> [The problem] Restate exactly the lines below, from the one containing "Reverse-engineer this chart into JSON." through the final line, and leave out the pictures.

> [Working data]
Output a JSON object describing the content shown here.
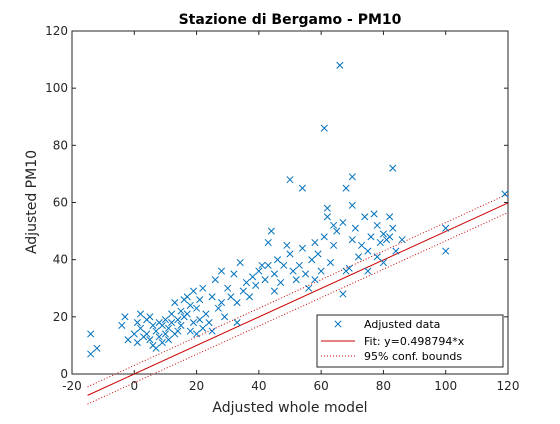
{
  "chart_data": {
    "type": "scatter",
    "title": "Stazione di Bergamo - PM10",
    "xlabel": "Adjusted whole model",
    "ylabel": "Adjusted PM10",
    "xlim": [
      -20,
      120
    ],
    "ylim": [
      0,
      120
    ],
    "xticks": [
      -20,
      0,
      20,
      40,
      60,
      80,
      100,
      120
    ],
    "yticks": [
      0,
      20,
      40,
      60,
      80,
      100,
      120
    ],
    "grid": false,
    "legend_position": "bottom-right",
    "legend": [
      "Adjusted data",
      "Fit: y=0.498794*x",
      "95% conf. bounds"
    ],
    "series": [
      {
        "name": "Adjusted data",
        "marker": "x",
        "color": "#0072BD",
        "points": [
          [
            -14,
            14
          ],
          [
            -14,
            7
          ],
          [
            -12,
            9
          ],
          [
            -4,
            17
          ],
          [
            -3,
            20
          ],
          [
            -2,
            12
          ],
          [
            0,
            14
          ],
          [
            1,
            11
          ],
          [
            1,
            18
          ],
          [
            2,
            16
          ],
          [
            2,
            21
          ],
          [
            3,
            13
          ],
          [
            4,
            14
          ],
          [
            4,
            19
          ],
          [
            5,
            20
          ],
          [
            5,
            12
          ],
          [
            6,
            17
          ],
          [
            6,
            10
          ],
          [
            7,
            15
          ],
          [
            7,
            9
          ],
          [
            8,
            18
          ],
          [
            8,
            13
          ],
          [
            9,
            17
          ],
          [
            9,
            11
          ],
          [
            10,
            14
          ],
          [
            10,
            19
          ],
          [
            11,
            16
          ],
          [
            11,
            12
          ],
          [
            12,
            21
          ],
          [
            12,
            18
          ],
          [
            13,
            14
          ],
          [
            13,
            25
          ],
          [
            14,
            15
          ],
          [
            14,
            19
          ],
          [
            15,
            22
          ],
          [
            15,
            17
          ],
          [
            16,
            26
          ],
          [
            16,
            20
          ],
          [
            17,
            27
          ],
          [
            17,
            21
          ],
          [
            18,
            15
          ],
          [
            18,
            24
          ],
          [
            19,
            18
          ],
          [
            19,
            29
          ],
          [
            20,
            23
          ],
          [
            20,
            14
          ],
          [
            21,
            26
          ],
          [
            21,
            19
          ],
          [
            22,
            16
          ],
          [
            22,
            30
          ],
          [
            23,
            21
          ],
          [
            24,
            18
          ],
          [
            25,
            27
          ],
          [
            25,
            15
          ],
          [
            26,
            33
          ],
          [
            27,
            23
          ],
          [
            28,
            36
          ],
          [
            28,
            25
          ],
          [
            29,
            20
          ],
          [
            30,
            30
          ],
          [
            31,
            27
          ],
          [
            32,
            35
          ],
          [
            33,
            18
          ],
          [
            33,
            25
          ],
          [
            34,
            39
          ],
          [
            35,
            29
          ],
          [
            36,
            32
          ],
          [
            37,
            27
          ],
          [
            38,
            34
          ],
          [
            39,
            31
          ],
          [
            40,
            36
          ],
          [
            41,
            38
          ],
          [
            42,
            33
          ],
          [
            43,
            46
          ],
          [
            43,
            38
          ],
          [
            44,
            50
          ],
          [
            45,
            35
          ],
          [
            45,
            29
          ],
          [
            46,
            40
          ],
          [
            47,
            32
          ],
          [
            48,
            38
          ],
          [
            49,
            45
          ],
          [
            50,
            68
          ],
          [
            50,
            42
          ],
          [
            51,
            36
          ],
          [
            52,
            33
          ],
          [
            53,
            38
          ],
          [
            54,
            44
          ],
          [
            54,
            65
          ],
          [
            55,
            35
          ],
          [
            56,
            30
          ],
          [
            57,
            40
          ],
          [
            58,
            46
          ],
          [
            58,
            33
          ],
          [
            59,
            42
          ],
          [
            60,
            36
          ],
          [
            61,
            86
          ],
          [
            61,
            48
          ],
          [
            62,
            55
          ],
          [
            62,
            58
          ],
          [
            63,
            39
          ],
          [
            64,
            52
          ],
          [
            64,
            45
          ],
          [
            65,
            50
          ],
          [
            66,
            108
          ],
          [
            67,
            53
          ],
          [
            67,
            28
          ],
          [
            68,
            36
          ],
          [
            68,
            65
          ],
          [
            69,
            37
          ],
          [
            70,
            69
          ],
          [
            70,
            59
          ],
          [
            70,
            47
          ],
          [
            71,
            51
          ],
          [
            72,
            41
          ],
          [
            73,
            45
          ],
          [
            74,
            55
          ],
          [
            75,
            43
          ],
          [
            75,
            36
          ],
          [
            76,
            48
          ],
          [
            77,
            56
          ],
          [
            78,
            52
          ],
          [
            78,
            41
          ],
          [
            79,
            46
          ],
          [
            80,
            49
          ],
          [
            80,
            39
          ],
          [
            81,
            47
          ],
          [
            82,
            55
          ],
          [
            82,
            48
          ],
          [
            83,
            72
          ],
          [
            83,
            51
          ],
          [
            84,
            43
          ],
          [
            86,
            47
          ],
          [
            100,
            51
          ],
          [
            100,
            43
          ],
          [
            119,
            63
          ]
        ]
      },
      {
        "name": "Fit: y=0.498794*x",
        "kind": "line",
        "color": "#cc0000",
        "x": [
          -15,
          120
        ],
        "y": [
          -7.48,
          59.86
        ]
      },
      {
        "name": "95% conf. bounds",
        "kind": "line",
        "style": "dotted",
        "color": "#cc0000",
        "upper": {
          "x": [
            -15,
            120
          ],
          "y": [
            -4.5,
            63
          ]
        },
        "lower": {
          "x": [
            -15,
            120
          ],
          "y": [
            -10.5,
            56.5
          ]
        }
      }
    ]
  }
}
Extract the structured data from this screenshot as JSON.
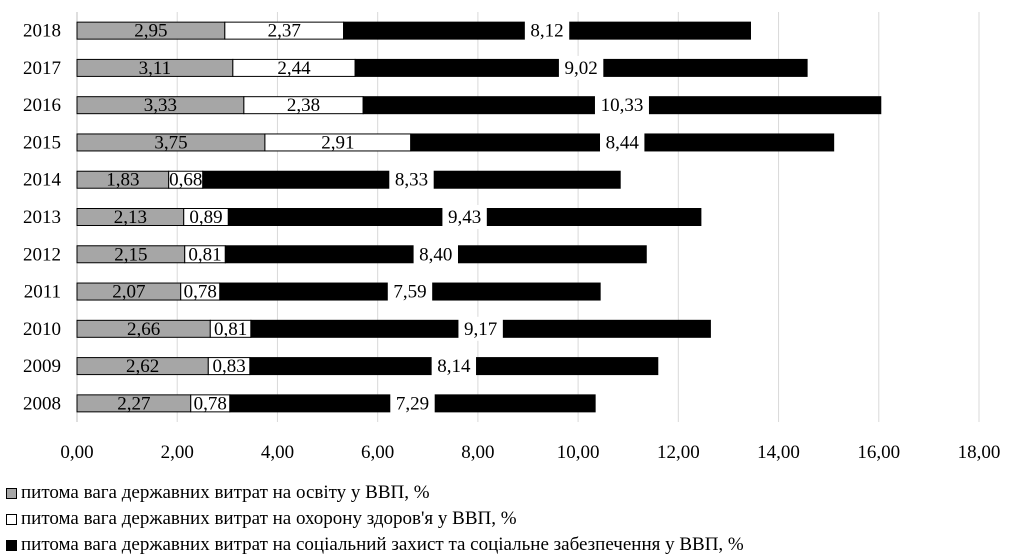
{
  "chart_data": {
    "type": "bar",
    "orientation": "horizontal",
    "stacked": true,
    "categories": [
      "2018",
      "2017",
      "2016",
      "2015",
      "2014",
      "2013",
      "2012",
      "2011",
      "2010",
      "2009",
      "2008"
    ],
    "series": [
      {
        "name": "питома вага державних витрат на освіту у ВВП, %",
        "color": "#a6a6a6",
        "values": [
          2.95,
          3.11,
          3.33,
          3.75,
          1.83,
          2.13,
          2.15,
          2.07,
          2.66,
          2.62,
          2.27
        ],
        "labels": [
          "2,95",
          "3,11",
          "3,33",
          "3,75",
          "1,83",
          "2,13",
          "2,15",
          "2,07",
          "2,66",
          "2,62",
          "2,27"
        ]
      },
      {
        "name": "питома вага державних витрат на охорону здоров'я у ВВП, %",
        "color": "#ffffff",
        "values": [
          2.37,
          2.44,
          2.38,
          2.91,
          0.68,
          0.89,
          0.81,
          0.78,
          0.81,
          0.83,
          0.78
        ],
        "labels": [
          "2,37",
          "2,44",
          "2,38",
          "2,91",
          "0,68",
          "0,89",
          "0,81",
          "0,78",
          "0,81",
          "0,83",
          "0,78"
        ]
      },
      {
        "name": "питома вага державних витрат на соціальний захист та соціальне забезпечення у ВВП, %",
        "color": "#000000",
        "values": [
          8.12,
          9.02,
          10.33,
          8.44,
          8.33,
          9.43,
          8.4,
          7.59,
          9.17,
          8.14,
          7.29
        ],
        "labels": [
          "8,12",
          "9,02",
          "10,33",
          "8,44",
          "8,33",
          "9,43",
          "8,40",
          "7,59",
          "9,17",
          "8,14",
          "7,29"
        ]
      }
    ],
    "xlim": [
      0,
      18
    ],
    "xticks": [
      "0,00",
      "2,00",
      "4,00",
      "6,00",
      "8,00",
      "10,00",
      "12,00",
      "14,00",
      "16,00",
      "18,00"
    ],
    "grid": true,
    "legend_position": "bottom-left"
  }
}
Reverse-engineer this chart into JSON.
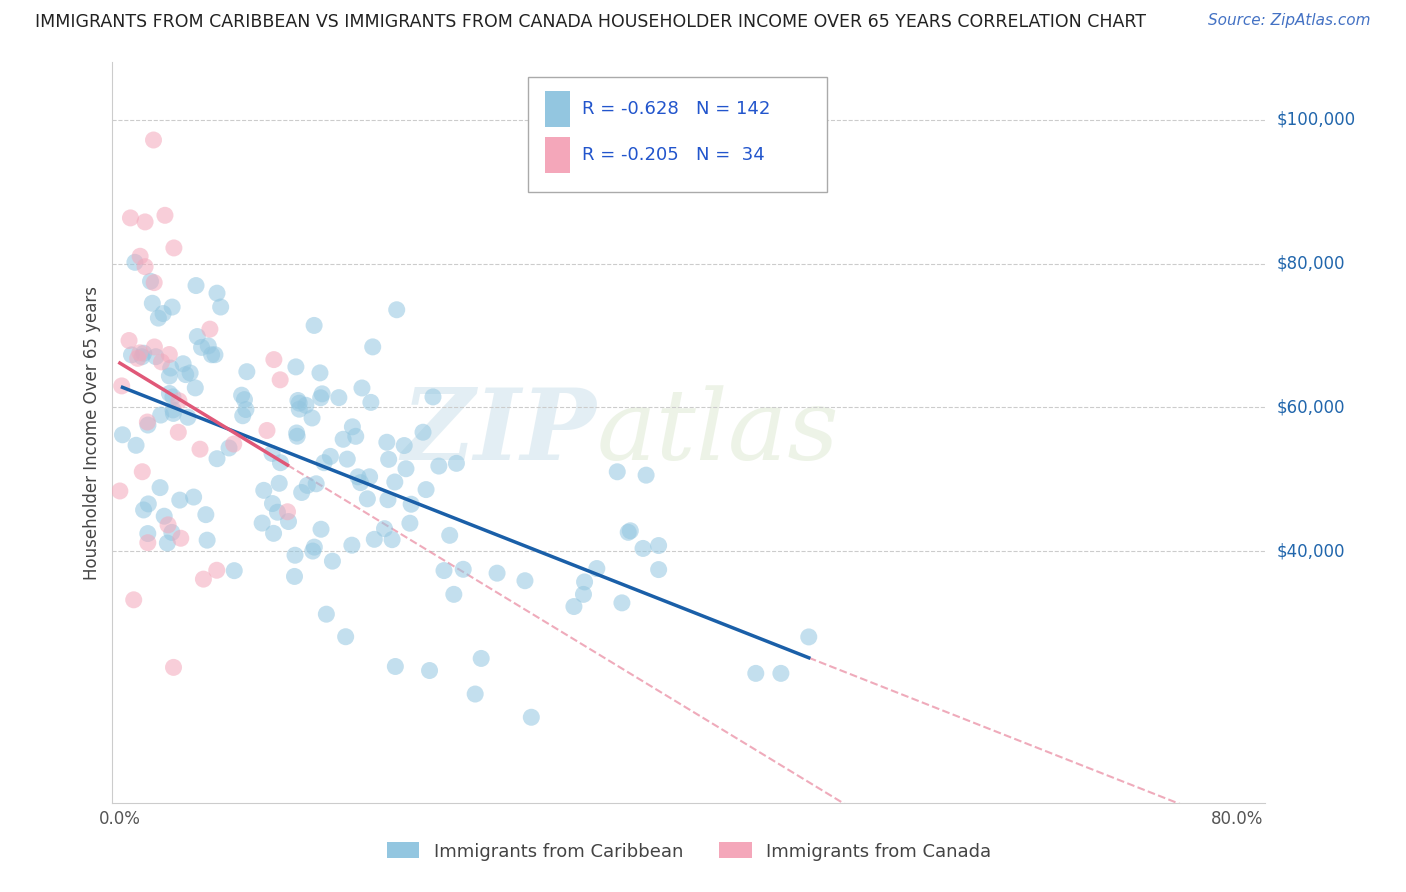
{
  "title": "IMMIGRANTS FROM CARIBBEAN VS IMMIGRANTS FROM CANADA HOUSEHOLDER INCOME OVER 65 YEARS CORRELATION CHART",
  "source": "Source: ZipAtlas.com",
  "ylabel": "Householder Income Over 65 years",
  "xlim": [
    0.0,
    0.82
  ],
  "ylim": [
    5000,
    108000
  ],
  "ytick_vals": [
    40000,
    60000,
    80000,
    100000
  ],
  "ytick_labels": [
    "$40,000",
    "$60,000",
    "$80,000",
    "$100,000"
  ],
  "legend1_label": "Immigrants from Caribbean",
  "legend2_label": "Immigrants from Canada",
  "R1": -0.628,
  "N1": 142,
  "R2": -0.205,
  "N2": 34,
  "color_caribbean": "#93c6e0",
  "color_canada": "#f4a7ba",
  "color_caribbean_line": "#1a5fa8",
  "color_canada_line": "#e05878",
  "watermark_zip": "ZIP",
  "watermark_atlas": "atlas",
  "seed1": 12,
  "seed2": 77
}
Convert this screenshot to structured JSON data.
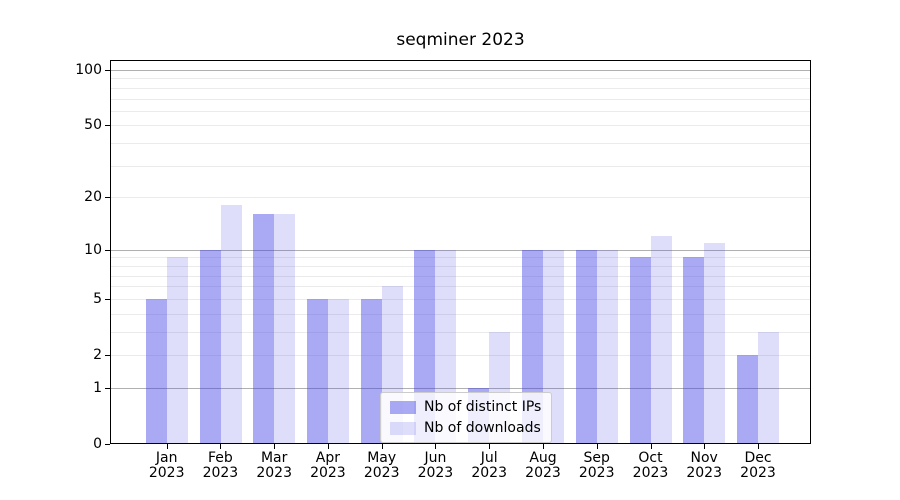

> [Task output]
Reverse-engineer this chart into JSON.
{
  "title": "IMMIGRANTS FROM CARIBBEAN VS IMMIGRANTS FROM CANADA HOUSEHOLDER INCOME OVER 65 YEARS CORRELATION CHART",
  "source": "Source: ZipAtlas.com",
  "ylabel": "Householder Income Over 65 years",
  "xlim": [
    0.0,
    0.82
  ],
  "ylim": [
    5000,
    108000
  ],
  "ytick_vals": [
    40000,
    60000,
    80000,
    100000
  ],
  "ytick_labels": [
    "$40,000",
    "$60,000",
    "$80,000",
    "$100,000"
  ],
  "legend1_label": "Immigrants from Caribbean",
  "legend2_label": "Immigrants from Canada",
  "R1": -0.628,
  "N1": 142,
  "R2": -0.205,
  "N2": 34,
  "color_caribbean": "#93c6e0",
  "color_canada": "#f4a7ba",
  "color_caribbean_line": "#1a5fa8",
  "color_canada_line": "#e05878",
  "watermark_zip": "ZIP",
  "watermark_atlas": "atlas",
  "seed1": 12,
  "seed2": 77
}
Convert this screenshot to structured JSON data.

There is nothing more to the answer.